» **DATA IN THIS EXERCISE**
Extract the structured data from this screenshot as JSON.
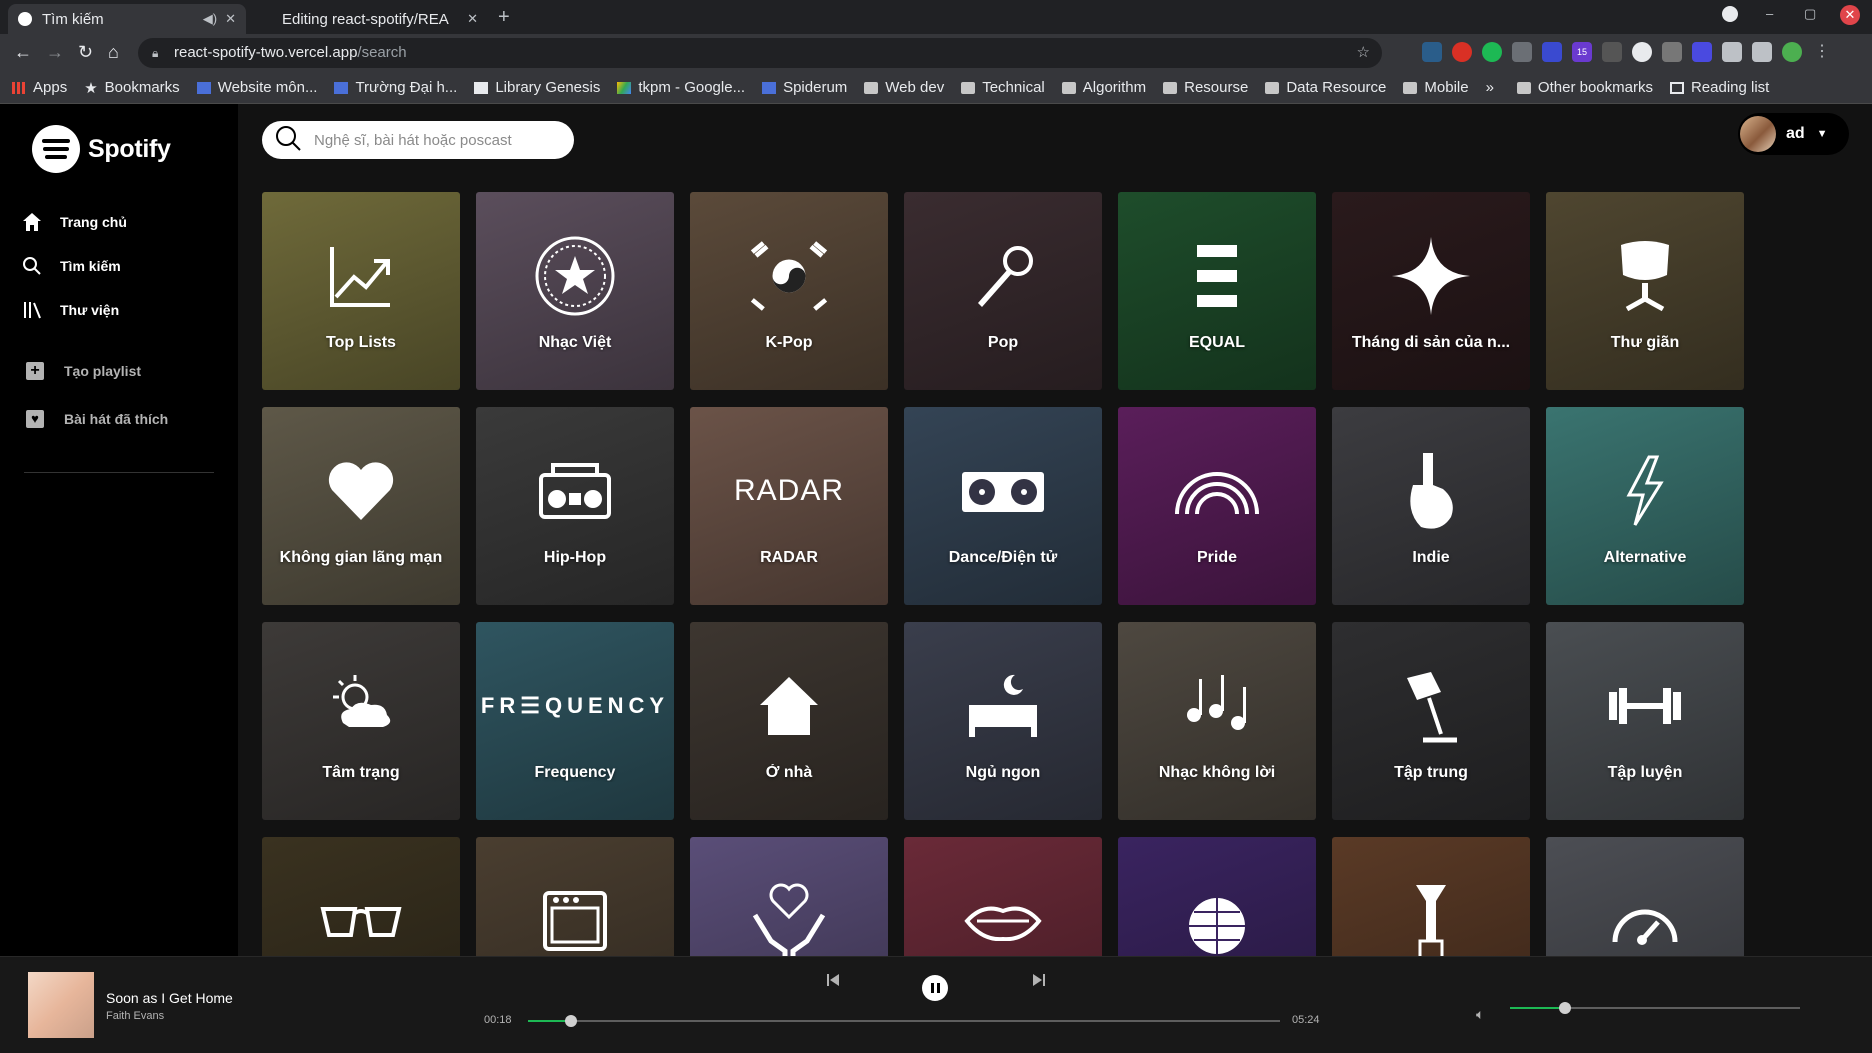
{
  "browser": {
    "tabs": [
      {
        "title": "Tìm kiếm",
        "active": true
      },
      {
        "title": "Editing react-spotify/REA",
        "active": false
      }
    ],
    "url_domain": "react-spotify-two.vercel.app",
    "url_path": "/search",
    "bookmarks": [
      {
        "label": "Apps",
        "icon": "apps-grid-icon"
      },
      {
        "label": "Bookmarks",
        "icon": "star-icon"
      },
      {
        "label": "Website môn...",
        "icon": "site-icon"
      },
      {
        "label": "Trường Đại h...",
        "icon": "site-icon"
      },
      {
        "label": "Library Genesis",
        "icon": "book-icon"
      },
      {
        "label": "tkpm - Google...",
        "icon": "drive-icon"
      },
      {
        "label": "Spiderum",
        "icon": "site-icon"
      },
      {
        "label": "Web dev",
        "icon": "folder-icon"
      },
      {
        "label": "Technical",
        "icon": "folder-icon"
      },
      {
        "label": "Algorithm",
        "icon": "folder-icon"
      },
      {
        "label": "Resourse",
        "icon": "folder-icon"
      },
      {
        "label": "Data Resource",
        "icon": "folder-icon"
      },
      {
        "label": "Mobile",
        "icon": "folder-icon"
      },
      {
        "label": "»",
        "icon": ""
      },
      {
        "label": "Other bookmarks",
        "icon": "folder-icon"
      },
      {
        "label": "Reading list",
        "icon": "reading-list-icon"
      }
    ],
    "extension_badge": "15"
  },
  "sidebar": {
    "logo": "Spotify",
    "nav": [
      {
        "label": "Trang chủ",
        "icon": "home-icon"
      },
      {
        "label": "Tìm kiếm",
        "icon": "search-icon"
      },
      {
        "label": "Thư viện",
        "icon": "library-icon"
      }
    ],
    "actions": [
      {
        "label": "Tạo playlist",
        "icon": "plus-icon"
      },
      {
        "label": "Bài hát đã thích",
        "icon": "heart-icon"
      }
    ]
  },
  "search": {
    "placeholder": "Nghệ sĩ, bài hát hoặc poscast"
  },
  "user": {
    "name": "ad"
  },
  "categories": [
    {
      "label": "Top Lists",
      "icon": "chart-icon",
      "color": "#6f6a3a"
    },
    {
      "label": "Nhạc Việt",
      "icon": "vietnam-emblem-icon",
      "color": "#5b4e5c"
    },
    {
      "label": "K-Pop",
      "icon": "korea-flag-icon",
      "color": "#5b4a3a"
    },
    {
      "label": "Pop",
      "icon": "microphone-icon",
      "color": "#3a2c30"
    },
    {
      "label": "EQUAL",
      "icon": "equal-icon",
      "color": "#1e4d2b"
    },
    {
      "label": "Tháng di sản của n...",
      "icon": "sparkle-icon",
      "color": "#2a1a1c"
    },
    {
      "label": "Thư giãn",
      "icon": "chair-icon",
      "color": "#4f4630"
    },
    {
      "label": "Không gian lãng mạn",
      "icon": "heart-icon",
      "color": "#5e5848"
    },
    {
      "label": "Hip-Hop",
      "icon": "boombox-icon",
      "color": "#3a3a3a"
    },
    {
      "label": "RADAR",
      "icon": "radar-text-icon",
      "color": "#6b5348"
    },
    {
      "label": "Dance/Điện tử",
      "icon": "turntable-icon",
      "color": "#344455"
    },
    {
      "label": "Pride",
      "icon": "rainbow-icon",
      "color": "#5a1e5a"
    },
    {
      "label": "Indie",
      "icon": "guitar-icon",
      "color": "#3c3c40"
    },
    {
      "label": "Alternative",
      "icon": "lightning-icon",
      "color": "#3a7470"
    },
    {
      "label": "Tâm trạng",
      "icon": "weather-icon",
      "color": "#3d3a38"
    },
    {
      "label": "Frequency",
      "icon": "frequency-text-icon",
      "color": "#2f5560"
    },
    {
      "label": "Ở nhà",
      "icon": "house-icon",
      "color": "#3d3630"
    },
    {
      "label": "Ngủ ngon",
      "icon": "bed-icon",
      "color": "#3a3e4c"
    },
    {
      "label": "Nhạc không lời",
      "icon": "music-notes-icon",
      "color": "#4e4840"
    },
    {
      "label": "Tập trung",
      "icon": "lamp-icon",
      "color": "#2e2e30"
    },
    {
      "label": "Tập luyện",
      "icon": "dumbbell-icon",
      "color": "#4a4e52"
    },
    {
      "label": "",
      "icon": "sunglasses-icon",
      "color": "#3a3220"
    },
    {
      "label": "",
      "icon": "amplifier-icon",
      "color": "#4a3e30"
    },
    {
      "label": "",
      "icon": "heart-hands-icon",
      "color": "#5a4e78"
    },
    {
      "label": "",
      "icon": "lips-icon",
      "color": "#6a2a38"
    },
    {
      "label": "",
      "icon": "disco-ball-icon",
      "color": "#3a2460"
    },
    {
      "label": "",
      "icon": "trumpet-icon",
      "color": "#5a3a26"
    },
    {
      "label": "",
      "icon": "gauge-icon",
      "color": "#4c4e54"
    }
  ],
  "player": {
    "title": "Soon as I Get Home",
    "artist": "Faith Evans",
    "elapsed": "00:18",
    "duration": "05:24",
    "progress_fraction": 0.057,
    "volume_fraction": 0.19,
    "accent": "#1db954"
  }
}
==
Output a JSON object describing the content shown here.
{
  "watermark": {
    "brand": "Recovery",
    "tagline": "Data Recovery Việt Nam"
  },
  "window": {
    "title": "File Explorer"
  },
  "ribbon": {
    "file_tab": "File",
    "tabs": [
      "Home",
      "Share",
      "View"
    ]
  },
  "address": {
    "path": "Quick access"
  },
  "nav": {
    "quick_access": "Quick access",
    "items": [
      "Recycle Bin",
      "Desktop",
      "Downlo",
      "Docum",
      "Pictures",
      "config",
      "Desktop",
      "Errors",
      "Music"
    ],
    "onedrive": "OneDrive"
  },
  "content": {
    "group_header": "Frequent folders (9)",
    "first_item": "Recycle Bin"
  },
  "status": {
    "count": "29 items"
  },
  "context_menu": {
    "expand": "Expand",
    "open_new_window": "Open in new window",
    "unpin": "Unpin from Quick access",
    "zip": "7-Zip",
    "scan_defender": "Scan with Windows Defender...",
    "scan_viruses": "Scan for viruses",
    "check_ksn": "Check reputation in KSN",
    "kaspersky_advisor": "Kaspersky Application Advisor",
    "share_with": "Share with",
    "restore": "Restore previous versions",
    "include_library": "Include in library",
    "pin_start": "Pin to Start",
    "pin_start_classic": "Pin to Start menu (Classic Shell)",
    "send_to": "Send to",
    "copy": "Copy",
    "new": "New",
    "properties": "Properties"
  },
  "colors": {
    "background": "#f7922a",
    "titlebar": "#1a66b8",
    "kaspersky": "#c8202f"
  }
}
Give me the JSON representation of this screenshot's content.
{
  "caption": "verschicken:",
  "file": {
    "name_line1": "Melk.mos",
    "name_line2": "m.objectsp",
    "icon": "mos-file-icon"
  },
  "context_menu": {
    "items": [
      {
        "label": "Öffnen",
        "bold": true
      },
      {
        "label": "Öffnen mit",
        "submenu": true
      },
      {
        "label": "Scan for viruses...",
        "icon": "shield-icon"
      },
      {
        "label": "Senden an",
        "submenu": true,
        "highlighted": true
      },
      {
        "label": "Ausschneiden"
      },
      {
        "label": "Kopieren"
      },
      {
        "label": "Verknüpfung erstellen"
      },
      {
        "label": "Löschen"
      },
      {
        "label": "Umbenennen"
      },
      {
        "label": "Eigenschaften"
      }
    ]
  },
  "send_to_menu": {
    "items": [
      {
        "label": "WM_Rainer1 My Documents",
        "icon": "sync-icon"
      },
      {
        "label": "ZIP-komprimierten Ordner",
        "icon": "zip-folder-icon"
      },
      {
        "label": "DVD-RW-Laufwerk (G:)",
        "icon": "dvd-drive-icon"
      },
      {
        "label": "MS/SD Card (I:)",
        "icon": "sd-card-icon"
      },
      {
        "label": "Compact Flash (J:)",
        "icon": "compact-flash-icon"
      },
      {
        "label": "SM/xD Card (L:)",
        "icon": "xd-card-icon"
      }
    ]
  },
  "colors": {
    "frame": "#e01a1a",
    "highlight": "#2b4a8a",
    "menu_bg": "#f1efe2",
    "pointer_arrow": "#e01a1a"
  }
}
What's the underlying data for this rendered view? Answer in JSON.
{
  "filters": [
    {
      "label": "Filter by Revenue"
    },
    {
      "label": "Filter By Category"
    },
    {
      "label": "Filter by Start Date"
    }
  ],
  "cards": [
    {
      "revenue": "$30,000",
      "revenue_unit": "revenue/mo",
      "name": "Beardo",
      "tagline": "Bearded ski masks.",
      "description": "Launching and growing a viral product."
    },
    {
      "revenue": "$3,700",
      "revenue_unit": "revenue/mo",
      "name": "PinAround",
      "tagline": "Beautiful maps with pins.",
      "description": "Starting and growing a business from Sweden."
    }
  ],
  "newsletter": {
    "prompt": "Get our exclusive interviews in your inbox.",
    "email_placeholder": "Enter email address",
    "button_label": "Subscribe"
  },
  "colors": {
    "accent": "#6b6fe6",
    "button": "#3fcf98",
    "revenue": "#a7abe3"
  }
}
---
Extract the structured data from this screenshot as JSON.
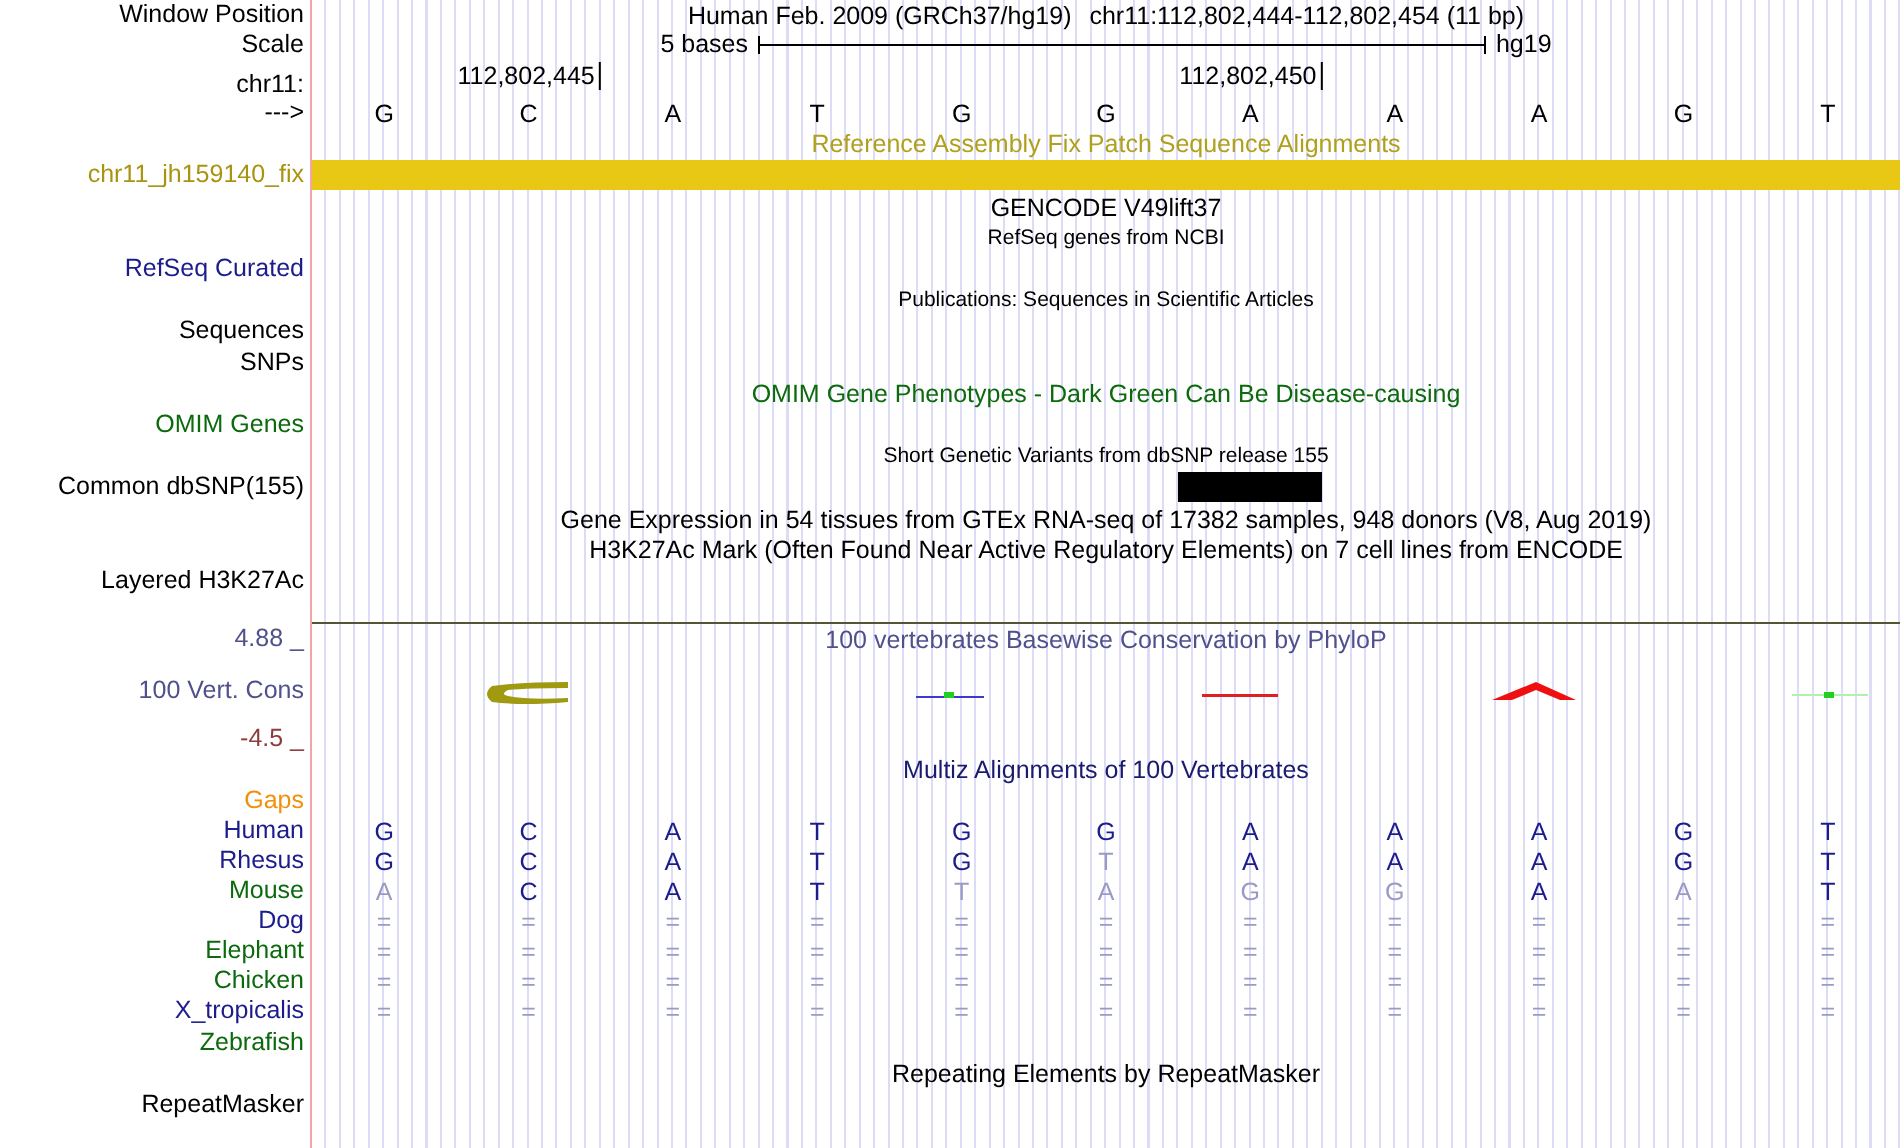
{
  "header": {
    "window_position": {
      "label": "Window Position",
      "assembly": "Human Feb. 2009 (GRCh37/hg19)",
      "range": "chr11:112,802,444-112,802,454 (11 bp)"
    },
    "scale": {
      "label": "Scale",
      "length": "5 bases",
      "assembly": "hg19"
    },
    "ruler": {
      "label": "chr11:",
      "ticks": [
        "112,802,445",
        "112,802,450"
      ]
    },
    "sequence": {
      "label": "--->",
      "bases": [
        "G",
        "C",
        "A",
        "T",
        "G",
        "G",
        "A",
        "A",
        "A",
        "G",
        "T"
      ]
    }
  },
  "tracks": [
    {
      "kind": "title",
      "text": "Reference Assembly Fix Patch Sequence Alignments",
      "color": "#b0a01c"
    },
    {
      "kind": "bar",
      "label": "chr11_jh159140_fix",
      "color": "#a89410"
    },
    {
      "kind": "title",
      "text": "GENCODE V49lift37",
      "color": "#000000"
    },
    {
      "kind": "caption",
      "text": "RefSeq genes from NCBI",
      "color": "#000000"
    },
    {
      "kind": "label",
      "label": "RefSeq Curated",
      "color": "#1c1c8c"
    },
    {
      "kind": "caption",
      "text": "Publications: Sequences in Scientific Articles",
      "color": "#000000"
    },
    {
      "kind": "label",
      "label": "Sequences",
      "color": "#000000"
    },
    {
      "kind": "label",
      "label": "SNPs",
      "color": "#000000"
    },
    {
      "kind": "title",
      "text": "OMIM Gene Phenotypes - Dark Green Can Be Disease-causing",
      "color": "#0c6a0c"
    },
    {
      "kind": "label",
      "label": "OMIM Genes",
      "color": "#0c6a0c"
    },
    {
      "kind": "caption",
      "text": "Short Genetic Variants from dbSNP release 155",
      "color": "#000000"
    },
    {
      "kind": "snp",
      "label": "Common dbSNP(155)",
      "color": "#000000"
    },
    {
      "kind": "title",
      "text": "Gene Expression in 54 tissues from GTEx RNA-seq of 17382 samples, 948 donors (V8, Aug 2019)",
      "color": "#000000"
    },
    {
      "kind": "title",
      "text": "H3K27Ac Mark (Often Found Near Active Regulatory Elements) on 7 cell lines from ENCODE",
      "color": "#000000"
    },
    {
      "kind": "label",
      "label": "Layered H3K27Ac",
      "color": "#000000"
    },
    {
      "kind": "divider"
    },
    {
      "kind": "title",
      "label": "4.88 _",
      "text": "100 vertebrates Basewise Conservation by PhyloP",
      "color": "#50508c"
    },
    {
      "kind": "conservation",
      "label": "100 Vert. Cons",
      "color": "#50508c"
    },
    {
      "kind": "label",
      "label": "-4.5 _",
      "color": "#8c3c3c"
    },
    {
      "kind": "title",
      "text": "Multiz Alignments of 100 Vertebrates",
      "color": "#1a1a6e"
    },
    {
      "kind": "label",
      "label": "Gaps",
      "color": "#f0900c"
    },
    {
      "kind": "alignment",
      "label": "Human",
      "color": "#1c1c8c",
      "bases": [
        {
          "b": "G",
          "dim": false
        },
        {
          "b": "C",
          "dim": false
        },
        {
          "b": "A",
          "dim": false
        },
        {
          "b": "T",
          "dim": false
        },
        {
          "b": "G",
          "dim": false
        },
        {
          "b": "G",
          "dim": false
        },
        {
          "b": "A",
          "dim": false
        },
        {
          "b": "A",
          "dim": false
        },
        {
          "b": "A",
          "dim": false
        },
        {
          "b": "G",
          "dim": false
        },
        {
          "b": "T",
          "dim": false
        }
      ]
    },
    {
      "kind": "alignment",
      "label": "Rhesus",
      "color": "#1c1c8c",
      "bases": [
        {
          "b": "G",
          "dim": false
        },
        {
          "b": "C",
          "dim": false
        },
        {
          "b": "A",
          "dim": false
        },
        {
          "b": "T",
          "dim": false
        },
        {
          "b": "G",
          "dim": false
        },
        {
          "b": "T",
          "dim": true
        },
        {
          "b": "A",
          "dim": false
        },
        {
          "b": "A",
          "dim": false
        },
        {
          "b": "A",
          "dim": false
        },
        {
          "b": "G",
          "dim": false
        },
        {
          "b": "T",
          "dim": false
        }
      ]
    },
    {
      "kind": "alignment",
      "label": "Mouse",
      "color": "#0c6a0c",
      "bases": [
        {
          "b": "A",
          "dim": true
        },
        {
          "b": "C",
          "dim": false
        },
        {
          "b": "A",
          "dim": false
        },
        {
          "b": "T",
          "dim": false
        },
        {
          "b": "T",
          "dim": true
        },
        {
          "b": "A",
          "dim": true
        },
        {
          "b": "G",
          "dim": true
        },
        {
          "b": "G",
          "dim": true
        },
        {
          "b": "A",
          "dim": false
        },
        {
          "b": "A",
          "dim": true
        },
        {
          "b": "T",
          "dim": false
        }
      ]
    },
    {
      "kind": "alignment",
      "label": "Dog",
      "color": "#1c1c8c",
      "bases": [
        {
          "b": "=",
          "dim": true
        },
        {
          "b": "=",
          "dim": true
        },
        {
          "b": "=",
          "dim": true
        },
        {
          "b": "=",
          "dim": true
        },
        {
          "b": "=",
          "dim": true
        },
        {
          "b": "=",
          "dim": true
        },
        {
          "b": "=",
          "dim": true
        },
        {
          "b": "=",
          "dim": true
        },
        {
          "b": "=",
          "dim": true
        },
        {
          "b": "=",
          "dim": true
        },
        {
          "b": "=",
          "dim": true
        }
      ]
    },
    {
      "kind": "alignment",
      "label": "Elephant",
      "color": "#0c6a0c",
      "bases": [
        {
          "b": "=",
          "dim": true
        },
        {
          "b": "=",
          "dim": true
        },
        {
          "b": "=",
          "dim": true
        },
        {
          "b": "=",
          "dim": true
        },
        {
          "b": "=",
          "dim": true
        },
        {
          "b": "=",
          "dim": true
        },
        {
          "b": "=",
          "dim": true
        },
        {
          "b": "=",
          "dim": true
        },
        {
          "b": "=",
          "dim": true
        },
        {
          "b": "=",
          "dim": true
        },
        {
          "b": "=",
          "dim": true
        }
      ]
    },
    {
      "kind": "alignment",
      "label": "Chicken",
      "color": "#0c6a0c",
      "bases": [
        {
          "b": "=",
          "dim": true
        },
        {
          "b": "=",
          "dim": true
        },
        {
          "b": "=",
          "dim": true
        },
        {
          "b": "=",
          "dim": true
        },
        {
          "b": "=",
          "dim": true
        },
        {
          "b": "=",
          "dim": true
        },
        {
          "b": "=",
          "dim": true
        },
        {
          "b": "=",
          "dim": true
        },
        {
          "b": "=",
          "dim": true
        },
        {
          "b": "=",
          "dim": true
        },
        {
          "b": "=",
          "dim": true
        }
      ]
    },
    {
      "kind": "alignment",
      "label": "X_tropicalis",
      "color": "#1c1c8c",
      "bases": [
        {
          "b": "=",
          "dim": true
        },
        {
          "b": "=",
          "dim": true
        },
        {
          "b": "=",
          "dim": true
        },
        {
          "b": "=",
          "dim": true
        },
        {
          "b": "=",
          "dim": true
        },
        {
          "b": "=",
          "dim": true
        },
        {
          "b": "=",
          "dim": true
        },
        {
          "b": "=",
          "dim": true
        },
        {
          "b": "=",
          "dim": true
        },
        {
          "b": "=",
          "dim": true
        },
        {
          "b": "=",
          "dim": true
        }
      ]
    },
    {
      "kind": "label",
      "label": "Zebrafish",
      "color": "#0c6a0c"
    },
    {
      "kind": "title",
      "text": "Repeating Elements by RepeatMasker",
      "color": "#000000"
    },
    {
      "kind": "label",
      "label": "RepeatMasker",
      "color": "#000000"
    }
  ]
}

» **WORK ITEM**
Copy every line of the data above in which the string "react" appears.

» **PROBLEM SOLUTION**
        "title": "Editing react-spotify/REA",
    "url_domain": "react-spotify-two.vercel.app",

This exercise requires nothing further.